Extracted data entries
· · · ·
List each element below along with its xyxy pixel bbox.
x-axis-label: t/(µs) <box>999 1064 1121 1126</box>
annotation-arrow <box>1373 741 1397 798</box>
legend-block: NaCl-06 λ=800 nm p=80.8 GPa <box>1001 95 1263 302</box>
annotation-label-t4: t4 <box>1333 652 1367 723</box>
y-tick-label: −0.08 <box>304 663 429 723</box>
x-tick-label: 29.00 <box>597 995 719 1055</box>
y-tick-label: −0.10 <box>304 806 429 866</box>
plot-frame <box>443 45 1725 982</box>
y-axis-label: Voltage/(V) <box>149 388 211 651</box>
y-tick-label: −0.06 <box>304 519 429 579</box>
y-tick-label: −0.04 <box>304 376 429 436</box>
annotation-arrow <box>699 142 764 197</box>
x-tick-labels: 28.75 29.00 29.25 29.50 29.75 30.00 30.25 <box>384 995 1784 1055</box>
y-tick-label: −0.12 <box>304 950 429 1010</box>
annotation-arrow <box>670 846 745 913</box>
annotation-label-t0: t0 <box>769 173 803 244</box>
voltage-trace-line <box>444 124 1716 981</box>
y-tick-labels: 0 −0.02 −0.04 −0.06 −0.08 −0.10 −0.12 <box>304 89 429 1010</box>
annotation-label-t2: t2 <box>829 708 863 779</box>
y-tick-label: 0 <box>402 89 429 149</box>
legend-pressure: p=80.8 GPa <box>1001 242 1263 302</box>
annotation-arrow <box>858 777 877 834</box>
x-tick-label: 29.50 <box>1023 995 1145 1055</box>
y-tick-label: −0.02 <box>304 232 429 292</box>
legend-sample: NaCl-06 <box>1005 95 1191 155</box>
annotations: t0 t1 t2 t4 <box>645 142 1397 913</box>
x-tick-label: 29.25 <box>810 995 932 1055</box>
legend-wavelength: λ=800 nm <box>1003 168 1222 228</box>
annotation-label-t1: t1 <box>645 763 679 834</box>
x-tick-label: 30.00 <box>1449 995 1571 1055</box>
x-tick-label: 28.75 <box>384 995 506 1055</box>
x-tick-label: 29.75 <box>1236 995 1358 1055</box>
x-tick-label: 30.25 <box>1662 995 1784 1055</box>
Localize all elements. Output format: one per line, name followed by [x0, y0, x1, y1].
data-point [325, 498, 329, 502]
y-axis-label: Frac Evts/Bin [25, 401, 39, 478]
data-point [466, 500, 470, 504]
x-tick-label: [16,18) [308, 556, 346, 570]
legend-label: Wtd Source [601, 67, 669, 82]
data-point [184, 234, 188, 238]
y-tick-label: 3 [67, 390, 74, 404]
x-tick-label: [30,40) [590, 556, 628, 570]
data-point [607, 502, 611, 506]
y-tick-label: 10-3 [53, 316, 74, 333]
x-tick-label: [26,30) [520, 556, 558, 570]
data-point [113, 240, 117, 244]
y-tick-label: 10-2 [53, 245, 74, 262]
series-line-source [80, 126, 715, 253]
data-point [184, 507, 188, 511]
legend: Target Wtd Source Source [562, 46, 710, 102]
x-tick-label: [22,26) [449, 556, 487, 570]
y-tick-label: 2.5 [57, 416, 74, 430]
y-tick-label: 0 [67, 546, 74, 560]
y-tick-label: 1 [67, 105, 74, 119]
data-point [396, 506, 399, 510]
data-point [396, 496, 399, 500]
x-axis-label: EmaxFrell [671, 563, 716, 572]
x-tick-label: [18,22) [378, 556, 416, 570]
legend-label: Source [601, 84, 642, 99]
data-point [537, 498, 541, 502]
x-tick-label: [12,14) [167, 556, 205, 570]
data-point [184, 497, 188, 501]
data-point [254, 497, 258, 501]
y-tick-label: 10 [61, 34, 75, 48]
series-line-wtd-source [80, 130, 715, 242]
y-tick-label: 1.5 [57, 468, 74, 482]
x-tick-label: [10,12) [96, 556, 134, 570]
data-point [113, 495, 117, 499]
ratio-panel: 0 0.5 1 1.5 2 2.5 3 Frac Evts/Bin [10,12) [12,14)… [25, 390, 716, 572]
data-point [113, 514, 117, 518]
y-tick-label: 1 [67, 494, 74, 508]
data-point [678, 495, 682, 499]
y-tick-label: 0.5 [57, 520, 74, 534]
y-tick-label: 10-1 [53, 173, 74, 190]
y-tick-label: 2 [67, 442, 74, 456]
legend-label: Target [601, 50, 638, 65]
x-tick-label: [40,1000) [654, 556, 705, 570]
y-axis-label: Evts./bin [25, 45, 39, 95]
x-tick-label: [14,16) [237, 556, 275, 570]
· · · ·
■ Description of the task: Copy out all of the lines in the entries above without changing anything.

■ Reply to the exercise:
List each element below along with its xyxy pixel bbox.
x-axis-label: t/(µs) <box>999 1064 1121 1126</box>
annotation-arrow <box>1373 741 1397 798</box>
legend-block: NaCl-06 λ=800 nm p=80.8 GPa <box>1001 95 1263 302</box>
annotation-label-t4: t4 <box>1333 652 1367 723</box>
y-tick-label: −0.08 <box>304 663 429 723</box>
x-tick-label: 29.00 <box>597 995 719 1055</box>
y-tick-label: −0.10 <box>304 806 429 866</box>
plot-frame <box>443 45 1725 982</box>
y-axis-label: Voltage/(V) <box>149 388 211 651</box>
y-tick-label: −0.06 <box>304 519 429 579</box>
y-tick-label: −0.04 <box>304 376 429 436</box>
annotation-arrow <box>699 142 764 197</box>
x-tick-labels: 28.75 29.00 29.25 29.50 29.75 30.00 30.25 <box>384 995 1784 1055</box>
y-tick-label: −0.12 <box>304 950 429 1010</box>
annotation-arrow <box>670 846 745 913</box>
annotation-label-t0: t0 <box>769 173 803 244</box>
voltage-trace-line <box>444 124 1716 981</box>
y-tick-labels: 0 −0.02 −0.04 −0.06 −0.08 −0.10 −0.12 <box>304 89 429 1010</box>
annotation-label-t2: t2 <box>829 708 863 779</box>
y-tick-label: 0 <box>402 89 429 149</box>
legend-pressure: p=80.8 GPa <box>1001 242 1263 302</box>
annotation-arrow <box>858 777 877 834</box>
x-tick-label: 29.50 <box>1023 995 1145 1055</box>
y-tick-label: −0.02 <box>304 232 429 292</box>
legend-sample: NaCl-06 <box>1005 95 1191 155</box>
annotations: t0 t1 t2 t4 <box>645 142 1397 913</box>
x-tick-label: 29.25 <box>810 995 932 1055</box>
legend-wavelength: λ=800 nm <box>1003 168 1222 228</box>
annotation-label-t1: t1 <box>645 763 679 834</box>
x-tick-label: 30.00 <box>1449 995 1571 1055</box>
x-tick-label: 28.75 <box>384 995 506 1055</box>
x-tick-label: 29.75 <box>1236 995 1358 1055</box>
x-tick-label: 30.25 <box>1662 995 1784 1055</box>
Localize all elements. Output format: one per line, name followed by [x0, y0, x1, y1].
data-point [325, 498, 329, 502]
y-axis-label: Frac Evts/Bin [25, 401, 39, 478]
data-point [466, 500, 470, 504]
x-tick-label: [16,18) [308, 556, 346, 570]
legend-label: Wtd Source [601, 67, 669, 82]
data-point [184, 234, 188, 238]
y-tick-label: 3 [67, 390, 74, 404]
x-tick-label: [30,40) [590, 556, 628, 570]
data-point [607, 502, 611, 506]
y-tick-label: 10-3 [53, 316, 74, 333]
x-tick-label: [26,30) [520, 556, 558, 570]
data-point [113, 240, 117, 244]
y-tick-label: 10-2 [53, 245, 74, 262]
series-line-source [80, 126, 715, 253]
data-point [184, 507, 188, 511]
legend: Target Wtd Source Source [562, 46, 710, 102]
x-tick-label: [22,26) [449, 556, 487, 570]
y-tick-label: 2.5 [57, 416, 74, 430]
y-tick-label: 0 [67, 546, 74, 560]
y-tick-label: 1 [67, 105, 74, 119]
data-point [396, 506, 399, 510]
data-point [396, 496, 399, 500]
x-axis-label: EmaxFrell [671, 563, 716, 572]
x-tick-label: [18,22) [378, 556, 416, 570]
legend-label: Source [601, 84, 642, 99]
data-point [537, 498, 541, 502]
x-tick-label: [12,14) [167, 556, 205, 570]
data-point [184, 497, 188, 501]
data-point [254, 497, 258, 501]
y-tick-label: 10 [61, 34, 75, 48]
series-line-wtd-source [80, 130, 715, 242]
y-tick-label: 1.5 [57, 468, 74, 482]
x-tick-label: [10,12) [96, 556, 134, 570]
data-point [113, 495, 117, 499]
ratio-panel: 0 0.5 1 1.5 2 2.5 3 Frac Evts/Bin [10,12) [12,14)… [25, 390, 716, 572]
data-point [113, 514, 117, 518]
y-tick-label: 1 [67, 494, 74, 508]
data-point [678, 495, 682, 499]
y-tick-label: 0.5 [57, 520, 74, 534]
y-tick-label: 10-1 [53, 173, 74, 190]
y-tick-label: 2 [67, 442, 74, 456]
legend-label: Target [601, 50, 638, 65]
x-tick-label: [40,1000) [654, 556, 705, 570]
y-axis-label: Evts./bin [25, 45, 39, 95]
x-tick-label: [14,16) [237, 556, 275, 570]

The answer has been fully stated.